§ Records from a dataset
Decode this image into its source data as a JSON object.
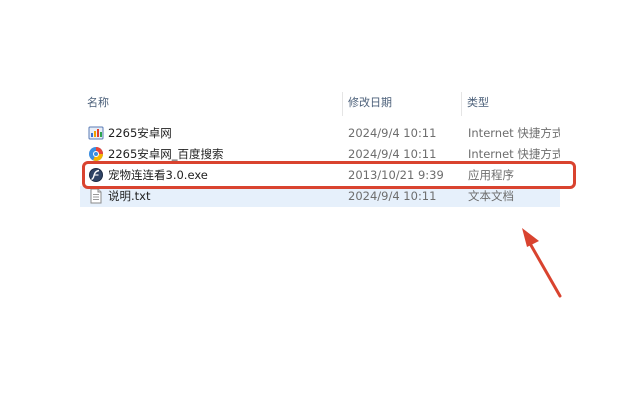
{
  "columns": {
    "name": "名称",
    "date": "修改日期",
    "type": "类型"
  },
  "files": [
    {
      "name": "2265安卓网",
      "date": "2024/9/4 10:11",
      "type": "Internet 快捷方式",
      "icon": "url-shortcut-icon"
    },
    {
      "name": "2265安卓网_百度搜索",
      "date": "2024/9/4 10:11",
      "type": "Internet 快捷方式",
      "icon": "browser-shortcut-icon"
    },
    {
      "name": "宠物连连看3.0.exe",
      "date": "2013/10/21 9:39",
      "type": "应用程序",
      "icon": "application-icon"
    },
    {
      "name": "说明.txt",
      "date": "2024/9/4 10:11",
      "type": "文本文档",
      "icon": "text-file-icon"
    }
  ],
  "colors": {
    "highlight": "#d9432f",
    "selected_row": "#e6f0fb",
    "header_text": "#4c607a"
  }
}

§ THE PROBLEM
Restate the whole listing above exactly, please, omitting every image.

§ SOLUTION
Decode this image into its source data as a JSON object.
{
  "columns": {
    "name": "名称",
    "date": "修改日期",
    "type": "类型"
  },
  "files": [
    {
      "name": "2265安卓网",
      "date": "2024/9/4 10:11",
      "type": "Internet 快捷方式",
      "icon": "url-shortcut-icon"
    },
    {
      "name": "2265安卓网_百度搜索",
      "date": "2024/9/4 10:11",
      "type": "Internet 快捷方式",
      "icon": "browser-shortcut-icon"
    },
    {
      "name": "宠物连连看3.0.exe",
      "date": "2013/10/21 9:39",
      "type": "应用程序",
      "icon": "application-icon"
    },
    {
      "name": "说明.txt",
      "date": "2024/9/4 10:11",
      "type": "文本文档",
      "icon": "text-file-icon"
    }
  ],
  "colors": {
    "highlight": "#d9432f",
    "selected_row": "#e6f0fb",
    "header_text": "#4c607a"
  }
}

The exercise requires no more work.